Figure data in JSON
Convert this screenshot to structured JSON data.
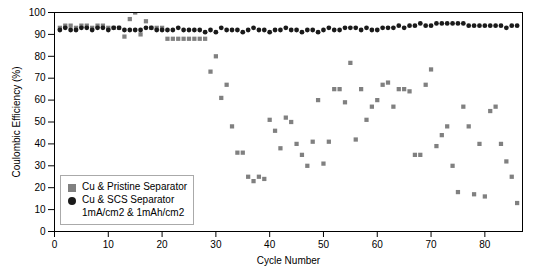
{
  "chart_data": {
    "type": "scatter",
    "xlabel": "Cycle Number",
    "ylabel": "Coulombic Efficiency (%)",
    "xlim": [
      0,
      87
    ],
    "ylim": [
      0,
      100
    ],
    "xticks": [
      0,
      10,
      20,
      30,
      40,
      50,
      60,
      70,
      80
    ],
    "yticks": [
      0,
      10,
      20,
      30,
      40,
      50,
      60,
      70,
      80,
      90,
      100
    ],
    "grid": false,
    "legend": "lower left",
    "x": [
      1,
      2,
      3,
      4,
      5,
      6,
      7,
      8,
      9,
      10,
      11,
      12,
      13,
      14,
      15,
      16,
      17,
      18,
      19,
      20,
      21,
      22,
      23,
      24,
      25,
      26,
      27,
      28,
      29,
      30,
      31,
      32,
      33,
      34,
      35,
      36,
      37,
      38,
      39,
      40,
      41,
      42,
      43,
      44,
      45,
      46,
      47,
      48,
      49,
      50,
      51,
      52,
      53,
      54,
      55,
      56,
      57,
      58,
      59,
      60,
      61,
      62,
      63,
      64,
      65,
      66,
      67,
      68,
      69,
      70,
      71,
      72,
      73,
      74,
      75,
      76,
      77,
      78,
      79,
      80,
      81,
      82,
      83,
      84,
      85,
      86
    ],
    "series": [
      {
        "name": "Cu & Pristine Separator",
        "color": "#808080",
        "marker": "square",
        "values": [
          93,
          94,
          94,
          93,
          94,
          94,
          93,
          94,
          94,
          93,
          93,
          93,
          89,
          97,
          100,
          90,
          96,
          93,
          93,
          93,
          88,
          88,
          88,
          88,
          88,
          88,
          88,
          88,
          73,
          80,
          61,
          67,
          48,
          36,
          36,
          25,
          23,
          25,
          24,
          51,
          46,
          38,
          52,
          50,
          40,
          35,
          30,
          41,
          60,
          31,
          41,
          65,
          65,
          59,
          77,
          42,
          65,
          51,
          57,
          60,
          67,
          68,
          57,
          65,
          65,
          64,
          35,
          35,
          67,
          74,
          39,
          44,
          48,
          30,
          18,
          57,
          48,
          17,
          40,
          16,
          55,
          57,
          40,
          32,
          25,
          13
        ]
      },
      {
        "name": "Cu & SCS Separator\n1mA/cm2 & 1mAh/cm2",
        "color": "#1a1a1a",
        "marker": "circle",
        "values": [
          92,
          93,
          92,
          92,
          93,
          93,
          92,
          93,
          93,
          92,
          93,
          93,
          92,
          92,
          92,
          92,
          93,
          93,
          92,
          92,
          92,
          92,
          93,
          92,
          92,
          92,
          92,
          91,
          92,
          91,
          93,
          92,
          92,
          92,
          91,
          92,
          93,
          92,
          92,
          91,
          92,
          92,
          93,
          92,
          92,
          91,
          92,
          92,
          91,
          92,
          93,
          92,
          92,
          93,
          93,
          93,
          92,
          93,
          92,
          92,
          93,
          93,
          93,
          94,
          93,
          94,
          94,
          95,
          94,
          94,
          95,
          95,
          95,
          95,
          95,
          95,
          94,
          94,
          94,
          94,
          94,
          94,
          94,
          93,
          94,
          94
        ]
      }
    ]
  }
}
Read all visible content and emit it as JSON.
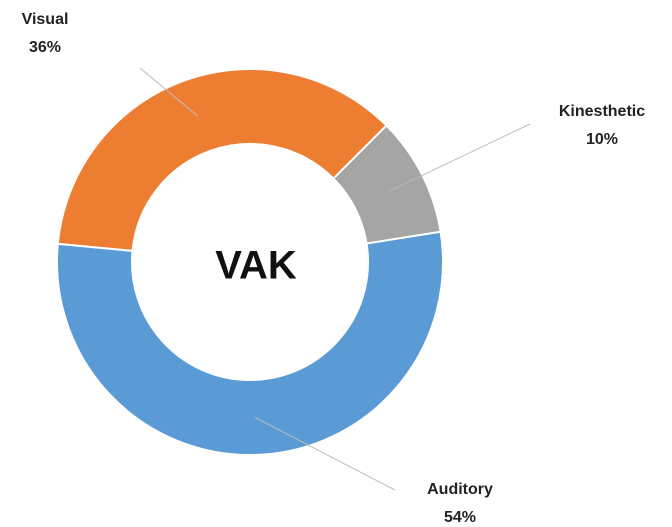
{
  "chart_data": {
    "type": "donut",
    "title": "VAK",
    "categories": [
      "Visual",
      "Kinesthetic",
      "Auditory"
    ],
    "values": [
      36,
      10,
      54
    ],
    "value_labels": [
      "36%",
      "10%",
      "54%"
    ],
    "colors": [
      "#ed7d31",
      "#a5a5a5",
      "#5b9bd5"
    ]
  }
}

> **Requirement**
Repeat the data above exactly, but not the pictures.

> **Task output**
Convert this screenshot to structured JSON data.
{
  "chart_data": {
    "type": "scatter",
    "xlabel": "Cycle Number",
    "ylabel": "Coulombic Efficiency (%)",
    "xlim": [
      0,
      87
    ],
    "ylim": [
      0,
      100
    ],
    "xticks": [
      0,
      10,
      20,
      30,
      40,
      50,
      60,
      70,
      80
    ],
    "yticks": [
      0,
      10,
      20,
      30,
      40,
      50,
      60,
      70,
      80,
      90,
      100
    ],
    "grid": false,
    "legend": "lower left",
    "x": [
      1,
      2,
      3,
      4,
      5,
      6,
      7,
      8,
      9,
      10,
      11,
      12,
      13,
      14,
      15,
      16,
      17,
      18,
      19,
      20,
      21,
      22,
      23,
      24,
      25,
      26,
      27,
      28,
      29,
      30,
      31,
      32,
      33,
      34,
      35,
      36,
      37,
      38,
      39,
      40,
      41,
      42,
      43,
      44,
      45,
      46,
      47,
      48,
      49,
      50,
      51,
      52,
      53,
      54,
      55,
      56,
      57,
      58,
      59,
      60,
      61,
      62,
      63,
      64,
      65,
      66,
      67,
      68,
      69,
      70,
      71,
      72,
      73,
      74,
      75,
      76,
      77,
      78,
      79,
      80,
      81,
      82,
      83,
      84,
      85,
      86
    ],
    "series": [
      {
        "name": "Cu & Pristine Separator",
        "color": "#808080",
        "marker": "square",
        "values": [
          93,
          94,
          94,
          93,
          94,
          94,
          93,
          94,
          94,
          93,
          93,
          93,
          89,
          97,
          100,
          90,
          96,
          93,
          93,
          93,
          88,
          88,
          88,
          88,
          88,
          88,
          88,
          88,
          73,
          80,
          61,
          67,
          48,
          36,
          36,
          25,
          23,
          25,
          24,
          51,
          46,
          38,
          52,
          50,
          40,
          35,
          30,
          41,
          60,
          31,
          41,
          65,
          65,
          59,
          77,
          42,
          65,
          51,
          57,
          60,
          67,
          68,
          57,
          65,
          65,
          64,
          35,
          35,
          67,
          74,
          39,
          44,
          48,
          30,
          18,
          57,
          48,
          17,
          40,
          16,
          55,
          57,
          40,
          32,
          25,
          13
        ]
      },
      {
        "name": "Cu & SCS Separator\n1mA/cm2 & 1mAh/cm2",
        "color": "#1a1a1a",
        "marker": "circle",
        "values": [
          92,
          93,
          92,
          92,
          93,
          93,
          92,
          93,
          93,
          92,
          93,
          93,
          92,
          92,
          92,
          92,
          93,
          93,
          92,
          92,
          92,
          92,
          93,
          92,
          92,
          92,
          92,
          91,
          92,
          91,
          93,
          92,
          92,
          92,
          91,
          92,
          93,
          92,
          92,
          91,
          92,
          92,
          93,
          92,
          92,
          91,
          92,
          92,
          91,
          92,
          93,
          92,
          92,
          93,
          93,
          93,
          92,
          93,
          92,
          92,
          93,
          93,
          93,
          94,
          93,
          94,
          94,
          95,
          94,
          94,
          95,
          95,
          95,
          95,
          95,
          95,
          94,
          94,
          94,
          94,
          94,
          94,
          94,
          93,
          94,
          94
        ]
      }
    ]
  }
}
Read all visible content and emit it as JSON.
{
  "chart_data": {
    "type": "donut",
    "title": "VAK",
    "categories": [
      "Visual",
      "Kinesthetic",
      "Auditory"
    ],
    "values": [
      36,
      10,
      54
    ],
    "value_labels": [
      "36%",
      "10%",
      "54%"
    ],
    "colors": [
      "#ed7d31",
      "#a5a5a5",
      "#5b9bd5"
    ]
  }
}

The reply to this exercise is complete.